╭──
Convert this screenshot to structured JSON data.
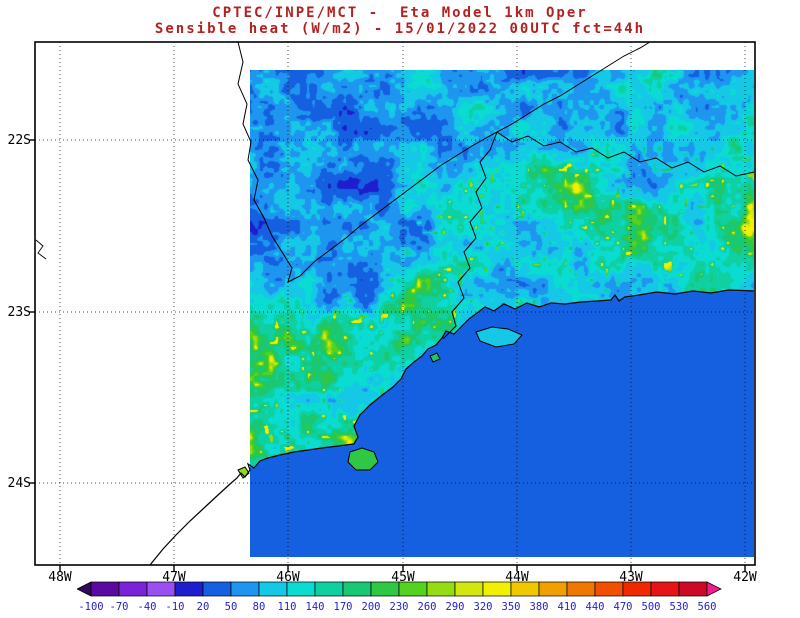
{
  "header": {
    "title_line1": "CPTEC/INPE/MCT -  Eta Model 1km Oper",
    "title_line2": "Sensible heat (W/m2) - 15/01/2022 00UTC fct=44h"
  },
  "axes": {
    "lat_labels": [
      "22S",
      "23S",
      "24S"
    ],
    "lon_labels": [
      "48W",
      "47W",
      "46W",
      "45W",
      "44W",
      "43W",
      "42W"
    ]
  },
  "colorbar": {
    "unit": "W/m2",
    "tick_labels": [
      "-100",
      "-70",
      "-40",
      "-10",
      "20",
      "50",
      "80",
      "110",
      "140",
      "170",
      "200",
      "230",
      "260",
      "290",
      "320",
      "350",
      "380",
      "410",
      "440",
      "470",
      "500",
      "530",
      "560"
    ],
    "segment_colors": [
      "#5a0aa0",
      "#7a23d8",
      "#9a50f0",
      "#1e1ecf",
      "#1560e0",
      "#1e96f0",
      "#14c8e6",
      "#0adcd2",
      "#0fd0a0",
      "#19c874",
      "#2ec845",
      "#55d21e",
      "#96dc14",
      "#d2e60f",
      "#f0f000",
      "#f0c800",
      "#f0a000",
      "#f07800",
      "#f05000",
      "#f02800",
      "#e61414",
      "#cc0a28"
    ],
    "arrow_left_color": "#32085a",
    "arrow_right_color": "#f01e8c",
    "label_color": "#2222cc"
  },
  "colors": {
    "title": "#b22222",
    "axis_label": "#000000",
    "ocean": "#1560e0",
    "background": "#ffffff",
    "map_lines": "#000000"
  },
  "chart_data": {
    "type": "heatmap",
    "title": "CPTEC/INPE/MCT -  Eta Model 1km Oper",
    "subtitle": "Sensible heat (W/m2) - 15/01/2022 00UTC fct=44h",
    "variable": "Sensible heat",
    "units": "W/m2",
    "model": "Eta Model 1km Oper",
    "run": "15/01/2022 00UTC",
    "forecast": "fct=44h",
    "x_ticks": [
      "48W",
      "47W",
      "46W",
      "45W",
      "44W",
      "43W",
      "42W"
    ],
    "y_ticks": [
      "22S",
      "23S",
      "24S"
    ],
    "colorbar_values": [
      -100,
      -70,
      -40,
      -10,
      20,
      50,
      80,
      110,
      140,
      170,
      200,
      230,
      260,
      290,
      320,
      350,
      380,
      410,
      440,
      470,
      500,
      530,
      560
    ],
    "colorbar_colors": [
      "#5a0aa0",
      "#7a23d8",
      "#9a50f0",
      "#1e1ecf",
      "#1560e0",
      "#1e96f0",
      "#14c8e6",
      "#0adcd2",
      "#0fd0a0",
      "#19c874",
      "#2ec845",
      "#55d21e",
      "#96dc14",
      "#d2e60f",
      "#f0f000",
      "#f0c800",
      "#f0a000",
      "#f07800",
      "#f05000",
      "#f02800",
      "#e61414",
      "#cc0a28"
    ],
    "value_step": 30,
    "field_summary": {
      "ocean": "uniform blue, approximately 20-50 W/m2",
      "land": "mottled 50-260 W/m2 (cyan/teal/green) with blue minima (-10 to 20) and yellow maxima near 260-320 along the coastal range"
    },
    "legend_position": "bottom",
    "grid": "dotted lat/lon gridlines at 1 degree"
  }
}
╰──
Reproduce the whole listing word for word, setting aside any pictures.

Convert this screenshot to structured JSON data.
{
  "header": {
    "title_line1": "CPTEC/INPE/MCT -  Eta Model 1km Oper",
    "title_line2": "Sensible heat (W/m2) - 15/01/2022 00UTC fct=44h"
  },
  "axes": {
    "lat_labels": [
      "22S",
      "23S",
      "24S"
    ],
    "lon_labels": [
      "48W",
      "47W",
      "46W",
      "45W",
      "44W",
      "43W",
      "42W"
    ]
  },
  "colorbar": {
    "unit": "W/m2",
    "tick_labels": [
      "-100",
      "-70",
      "-40",
      "-10",
      "20",
      "50",
      "80",
      "110",
      "140",
      "170",
      "200",
      "230",
      "260",
      "290",
      "320",
      "350",
      "380",
      "410",
      "440",
      "470",
      "500",
      "530",
      "560"
    ],
    "segment_colors": [
      "#5a0aa0",
      "#7a23d8",
      "#9a50f0",
      "#1e1ecf",
      "#1560e0",
      "#1e96f0",
      "#14c8e6",
      "#0adcd2",
      "#0fd0a0",
      "#19c874",
      "#2ec845",
      "#55d21e",
      "#96dc14",
      "#d2e60f",
      "#f0f000",
      "#f0c800",
      "#f0a000",
      "#f07800",
      "#f05000",
      "#f02800",
      "#e61414",
      "#cc0a28"
    ],
    "arrow_left_color": "#32085a",
    "arrow_right_color": "#f01e8c",
    "label_color": "#2222cc"
  },
  "colors": {
    "title": "#b22222",
    "axis_label": "#000000",
    "ocean": "#1560e0",
    "background": "#ffffff",
    "map_lines": "#000000"
  },
  "chart_data": {
    "type": "heatmap",
    "title": "CPTEC/INPE/MCT -  Eta Model 1km Oper",
    "subtitle": "Sensible heat (W/m2) - 15/01/2022 00UTC fct=44h",
    "variable": "Sensible heat",
    "units": "W/m2",
    "model": "Eta Model 1km Oper",
    "run": "15/01/2022 00UTC",
    "forecast": "fct=44h",
    "x_ticks": [
      "48W",
      "47W",
      "46W",
      "45W",
      "44W",
      "43W",
      "42W"
    ],
    "y_ticks": [
      "22S",
      "23S",
      "24S"
    ],
    "colorbar_values": [
      -100,
      -70,
      -40,
      -10,
      20,
      50,
      80,
      110,
      140,
      170,
      200,
      230,
      260,
      290,
      320,
      350,
      380,
      410,
      440,
      470,
      500,
      530,
      560
    ],
    "colorbar_colors": [
      "#5a0aa0",
      "#7a23d8",
      "#9a50f0",
      "#1e1ecf",
      "#1560e0",
      "#1e96f0",
      "#14c8e6",
      "#0adcd2",
      "#0fd0a0",
      "#19c874",
      "#2ec845",
      "#55d21e",
      "#96dc14",
      "#d2e60f",
      "#f0f000",
      "#f0c800",
      "#f0a000",
      "#f07800",
      "#f05000",
      "#f02800",
      "#e61414",
      "#cc0a28"
    ],
    "value_step": 30,
    "field_summary": {
      "ocean": "uniform blue, approximately 20-50 W/m2",
      "land": "mottled 50-260 W/m2 (cyan/teal/green) with blue minima (-10 to 20) and yellow maxima near 260-320 along the coastal range"
    },
    "legend_position": "bottom",
    "grid": "dotted lat/lon gridlines at 1 degree"
  }
}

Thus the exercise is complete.